*WHAT TO PRODUCE*.
Identify the lines that contain the word "text", then copy them.

** BEGIN SUPPLIED RECORDS **

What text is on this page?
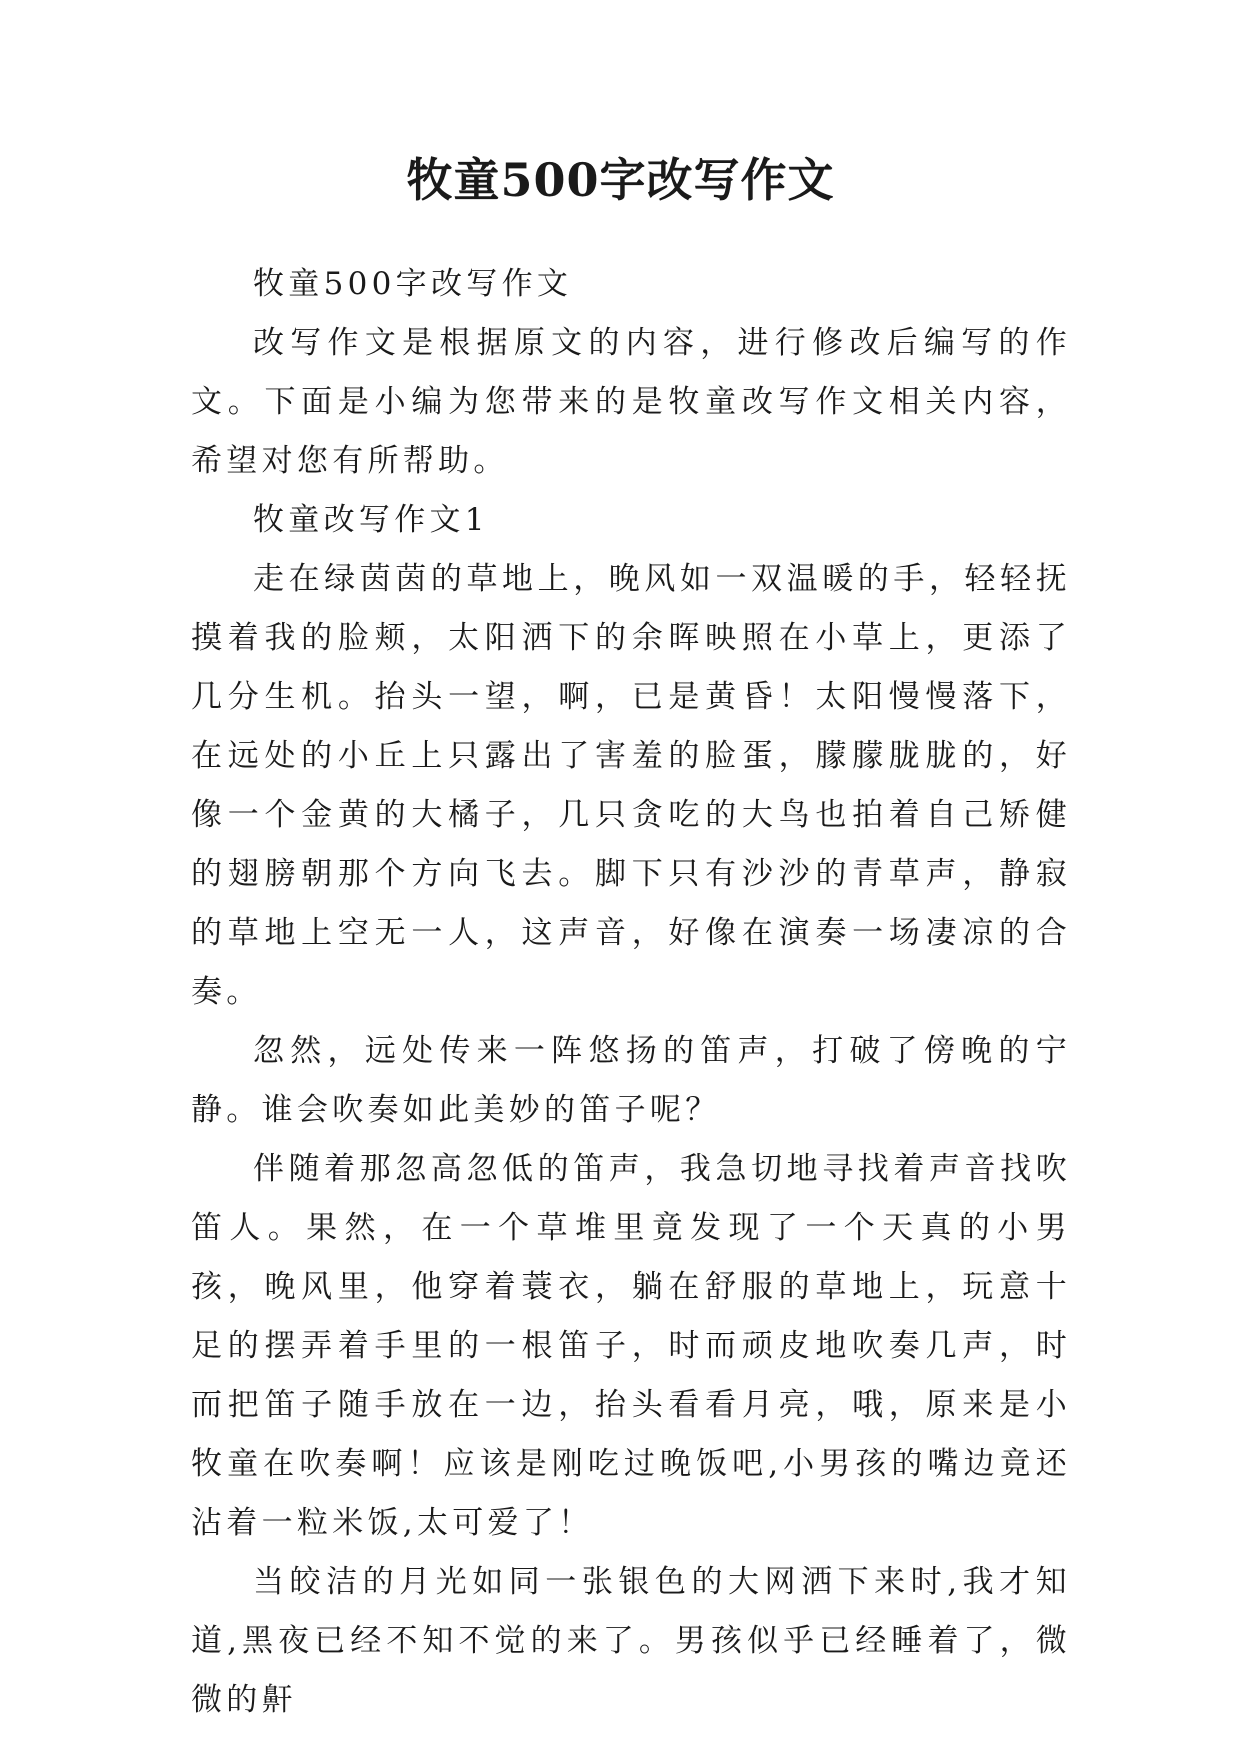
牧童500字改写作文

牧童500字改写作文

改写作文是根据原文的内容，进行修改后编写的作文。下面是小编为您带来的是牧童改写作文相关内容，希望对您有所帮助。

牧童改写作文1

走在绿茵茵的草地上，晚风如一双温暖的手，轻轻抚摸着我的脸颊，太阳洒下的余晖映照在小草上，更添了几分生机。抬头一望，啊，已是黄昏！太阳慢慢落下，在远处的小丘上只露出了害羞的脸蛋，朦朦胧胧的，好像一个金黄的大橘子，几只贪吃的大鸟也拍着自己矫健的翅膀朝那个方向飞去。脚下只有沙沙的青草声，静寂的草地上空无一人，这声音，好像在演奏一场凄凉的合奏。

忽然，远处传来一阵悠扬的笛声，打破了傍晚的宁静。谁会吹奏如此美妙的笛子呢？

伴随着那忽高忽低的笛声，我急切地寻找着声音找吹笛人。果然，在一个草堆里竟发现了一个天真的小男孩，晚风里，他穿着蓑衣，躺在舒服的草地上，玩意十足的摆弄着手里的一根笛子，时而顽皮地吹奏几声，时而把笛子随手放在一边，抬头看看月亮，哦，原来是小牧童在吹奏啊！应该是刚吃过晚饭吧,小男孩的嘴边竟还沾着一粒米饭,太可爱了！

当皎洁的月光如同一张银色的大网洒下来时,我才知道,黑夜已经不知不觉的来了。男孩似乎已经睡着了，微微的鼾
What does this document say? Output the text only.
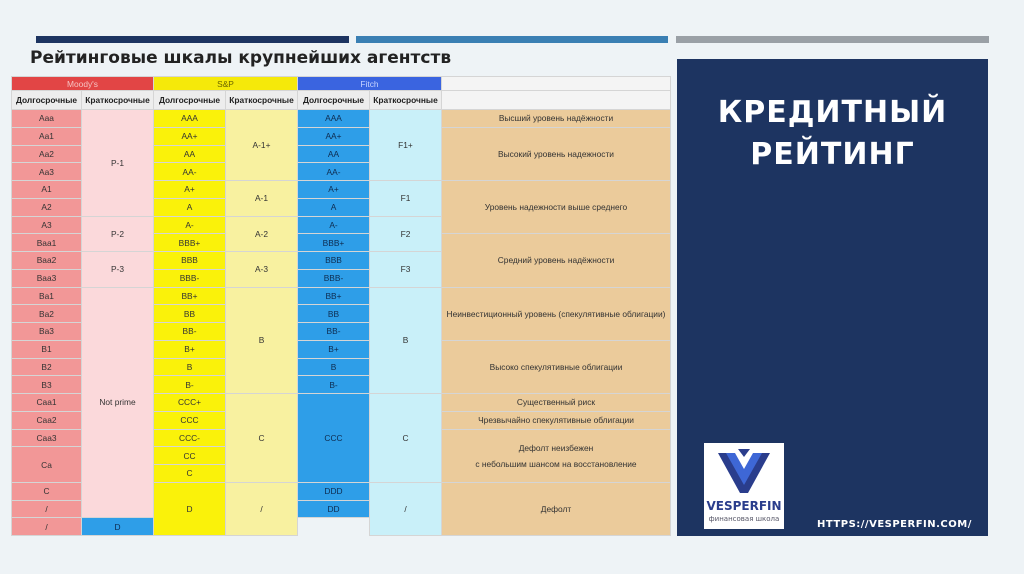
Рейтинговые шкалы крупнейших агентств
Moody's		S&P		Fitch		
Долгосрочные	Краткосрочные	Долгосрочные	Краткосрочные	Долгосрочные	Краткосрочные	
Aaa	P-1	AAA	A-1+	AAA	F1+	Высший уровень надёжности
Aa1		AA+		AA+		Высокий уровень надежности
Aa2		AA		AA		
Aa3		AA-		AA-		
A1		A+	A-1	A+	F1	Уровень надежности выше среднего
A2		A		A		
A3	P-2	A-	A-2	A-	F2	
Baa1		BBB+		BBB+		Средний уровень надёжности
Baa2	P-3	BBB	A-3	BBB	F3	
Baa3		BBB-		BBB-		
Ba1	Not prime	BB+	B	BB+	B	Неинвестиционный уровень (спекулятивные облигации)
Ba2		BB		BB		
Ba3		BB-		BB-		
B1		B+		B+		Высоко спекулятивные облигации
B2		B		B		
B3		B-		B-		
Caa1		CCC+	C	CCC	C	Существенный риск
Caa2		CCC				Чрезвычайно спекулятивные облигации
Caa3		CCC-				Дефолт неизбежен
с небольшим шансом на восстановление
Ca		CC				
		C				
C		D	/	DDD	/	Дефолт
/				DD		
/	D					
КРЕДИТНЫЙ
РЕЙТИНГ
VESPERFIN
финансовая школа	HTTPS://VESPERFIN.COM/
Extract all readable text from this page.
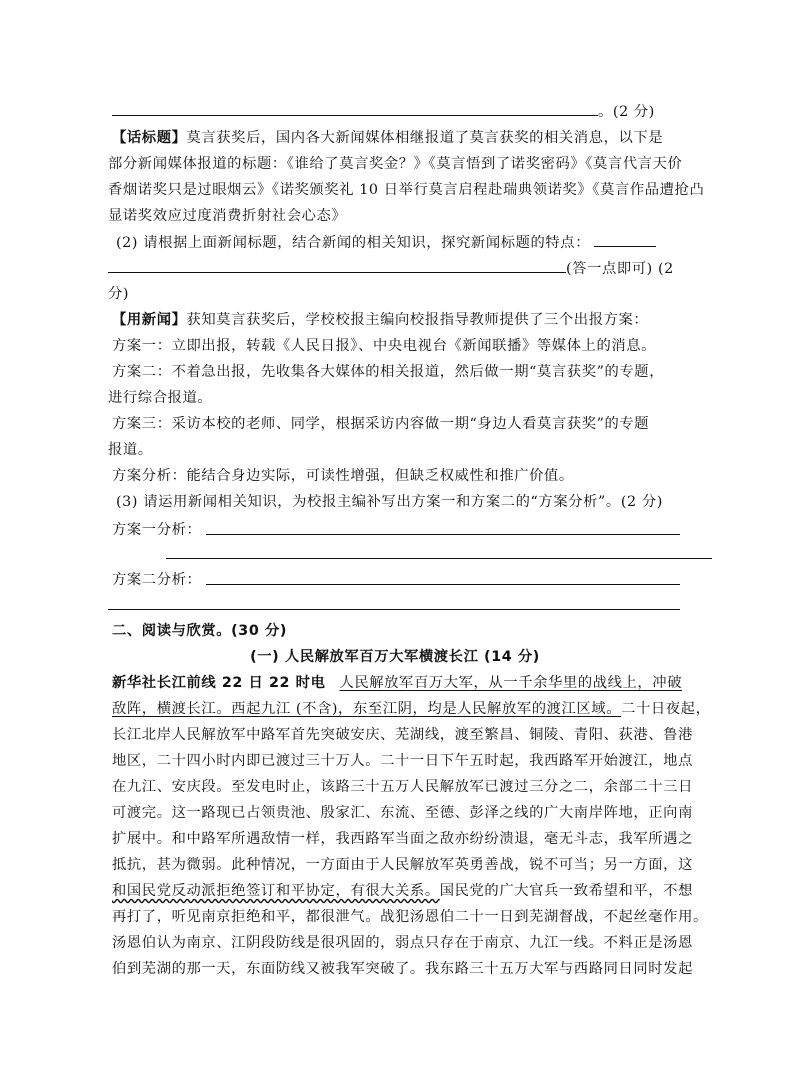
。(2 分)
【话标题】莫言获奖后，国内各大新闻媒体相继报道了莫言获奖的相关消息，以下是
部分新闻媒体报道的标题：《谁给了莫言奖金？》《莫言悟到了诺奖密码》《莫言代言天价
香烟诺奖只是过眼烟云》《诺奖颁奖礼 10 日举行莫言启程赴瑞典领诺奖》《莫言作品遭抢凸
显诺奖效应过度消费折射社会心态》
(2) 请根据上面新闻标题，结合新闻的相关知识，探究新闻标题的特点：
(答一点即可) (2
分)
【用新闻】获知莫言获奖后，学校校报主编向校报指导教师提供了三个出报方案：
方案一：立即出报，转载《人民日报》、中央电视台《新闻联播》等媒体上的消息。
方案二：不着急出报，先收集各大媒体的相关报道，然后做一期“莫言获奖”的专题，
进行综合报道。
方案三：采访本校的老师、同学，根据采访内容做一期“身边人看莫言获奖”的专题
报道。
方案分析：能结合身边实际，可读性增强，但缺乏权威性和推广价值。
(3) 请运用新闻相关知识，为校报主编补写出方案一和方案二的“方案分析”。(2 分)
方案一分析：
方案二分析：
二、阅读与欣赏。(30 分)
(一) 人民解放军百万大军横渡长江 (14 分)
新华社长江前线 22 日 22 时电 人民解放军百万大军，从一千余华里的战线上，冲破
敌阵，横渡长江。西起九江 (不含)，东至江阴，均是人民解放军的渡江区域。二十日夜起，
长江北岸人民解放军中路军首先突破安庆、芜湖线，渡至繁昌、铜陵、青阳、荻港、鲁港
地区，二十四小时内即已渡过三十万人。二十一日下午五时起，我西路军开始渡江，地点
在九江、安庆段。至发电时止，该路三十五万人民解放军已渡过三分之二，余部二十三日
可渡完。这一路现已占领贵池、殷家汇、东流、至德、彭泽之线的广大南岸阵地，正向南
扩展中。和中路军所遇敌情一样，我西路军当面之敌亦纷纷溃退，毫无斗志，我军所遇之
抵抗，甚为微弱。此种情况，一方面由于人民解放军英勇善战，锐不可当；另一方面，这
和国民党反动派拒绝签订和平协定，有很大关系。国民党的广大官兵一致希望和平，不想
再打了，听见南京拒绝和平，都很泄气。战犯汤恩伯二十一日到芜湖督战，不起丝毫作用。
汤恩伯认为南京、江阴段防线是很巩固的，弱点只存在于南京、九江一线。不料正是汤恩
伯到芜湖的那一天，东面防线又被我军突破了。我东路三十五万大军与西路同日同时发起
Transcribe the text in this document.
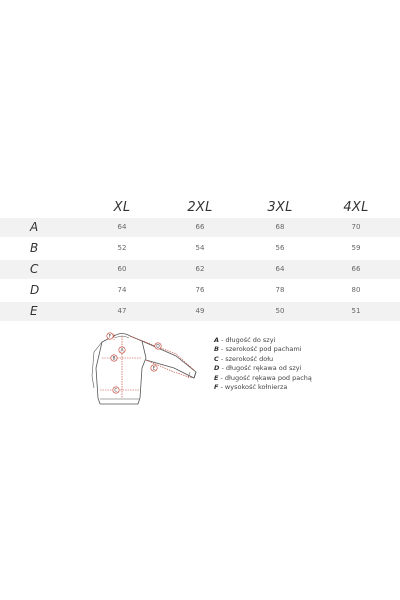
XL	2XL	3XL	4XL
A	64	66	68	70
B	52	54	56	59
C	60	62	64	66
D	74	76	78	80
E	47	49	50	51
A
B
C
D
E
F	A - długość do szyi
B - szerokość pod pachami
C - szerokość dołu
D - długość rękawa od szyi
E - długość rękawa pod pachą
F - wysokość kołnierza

** END SUPPLIED RECORDS **

*COMPLETE ANSWER*.
What text is on this page?
What does this document say? Output the text only.
Extract all readable text from this page.
Transcribe the text in this document.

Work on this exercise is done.